*TO DO*:
Every record that follows must be duplicated exactly, with images left out.

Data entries
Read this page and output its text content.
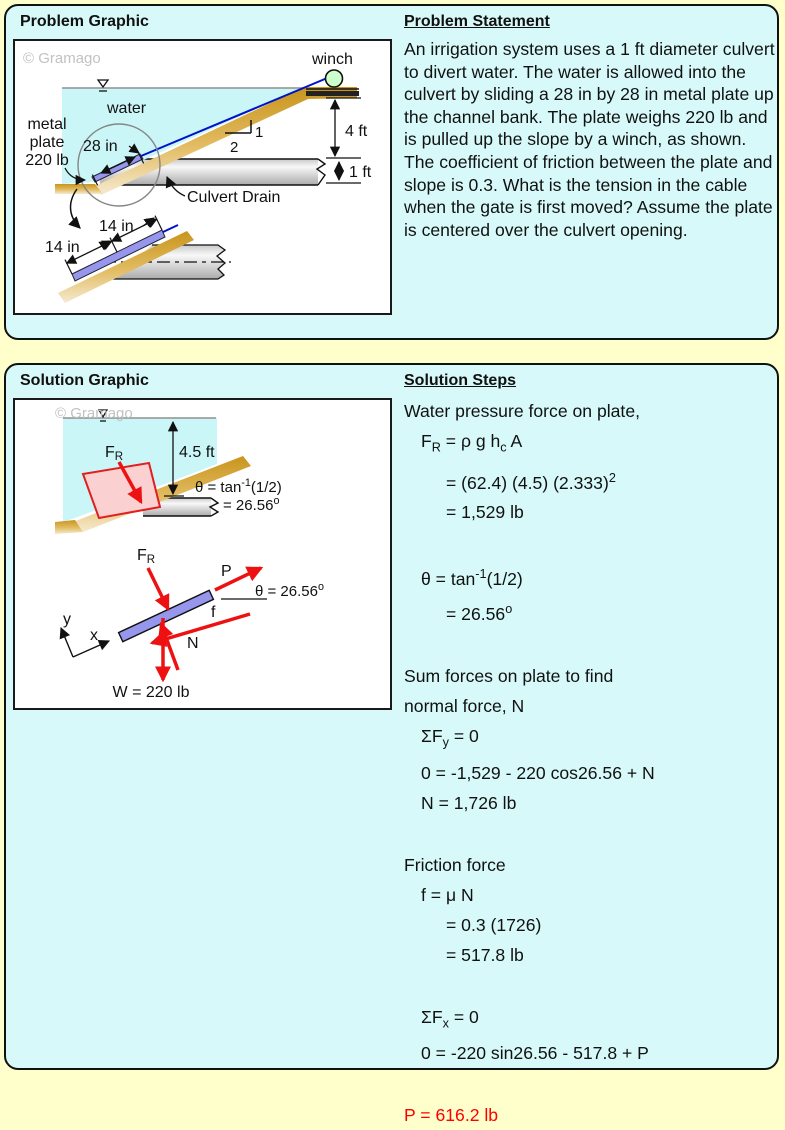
Problem Graphic
1
2
28 in
metal
plate
220 lb
4 ft
1 ft
Culvert Drain
14 in
14 in
© Gramago	winch
water
Problem Statement
An irrigation system uses a 1 ft diameter culvert to divert water. The water is allowed into the culvert by sliding a 28 in by 28 in metal plate up the channel bank. The plate weighs 220 lb and is pulled up the slope by a winch, as shown. The coefficient of friction between the plate and slope is 0.3. What is the tension in the cable when the gate is first moved? Assume the plate is centered over the culvert opening.
Solution Graphic
FR	4.5 ft
$\theta = \tan^{-1}(1/2)$
= $26.56^o$
FR
P
$\theta = 26.56^o$
f
N
W = 220 lb
y
x
© Gramago
Solution Steps
Water pressure force on plate,
$F_R = \rho$ g $h_c$ A
= (62.4) (4.5) $(2.333)^2$
= 1,529 lb
$\theta = \tan^{-1}(1/2)$
= $26.56^o$
Sum forces on plate to find
normal force, N
$\Sigma F_y = 0$
0 = -1,529 - 220 cos26.56 + N
N = 1,726 lb
Friction force
f = μ N
= 0.3 (1726)
= 517.8 lb
$\Sigma F_x = 0$
0 = -220 sin26.56 - 517.8 + P
P = 616.2 lb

*THE OUTPUT*:
Read this page and output its text content.
Problem Graphic
1
2
28 in
metal
plate
220 lb
4 ft
1 ft
Culvert Drain
14 in
14 in
© Gramago	winch
water
Problem Statement
An irrigation system uses a 1 ft diameter culvert to divert water. The water is allowed into the culvert by sliding a 28 in by 28 in metal plate up the channel bank. The plate weighs 220 lb and is pulled up the slope by a winch, as shown. The coefficient of friction between the plate and slope is 0.3. What is the tension in the cable when the gate is first moved? Assume the plate is centered over the culvert opening.
Solution Graphic
FR	4.5 ft
$\theta = \tan^{-1}(1/2)$
= $26.56^o$
FR
P
$\theta = 26.56^o$
f
N
W = 220 lb
y
x
© Gramago
Solution Steps
Water pressure force on plate,
$F_R = \rho$ g $h_c$ A
= (62.4) (4.5) $(2.333)^2$
= 1,529 lb
$\theta = \tan^{-1}(1/2)$
= $26.56^o$
Sum forces on plate to find
normal force, N
$\Sigma F_y = 0$
0 = -1,529 - 220 cos26.56 + N
N = 1,726 lb
Friction force
f = μ N
= 0.3 (1726)
= 517.8 lb
$\Sigma F_x = 0$
0 = -220 sin26.56 - 517.8 + P
P = 616.2 lb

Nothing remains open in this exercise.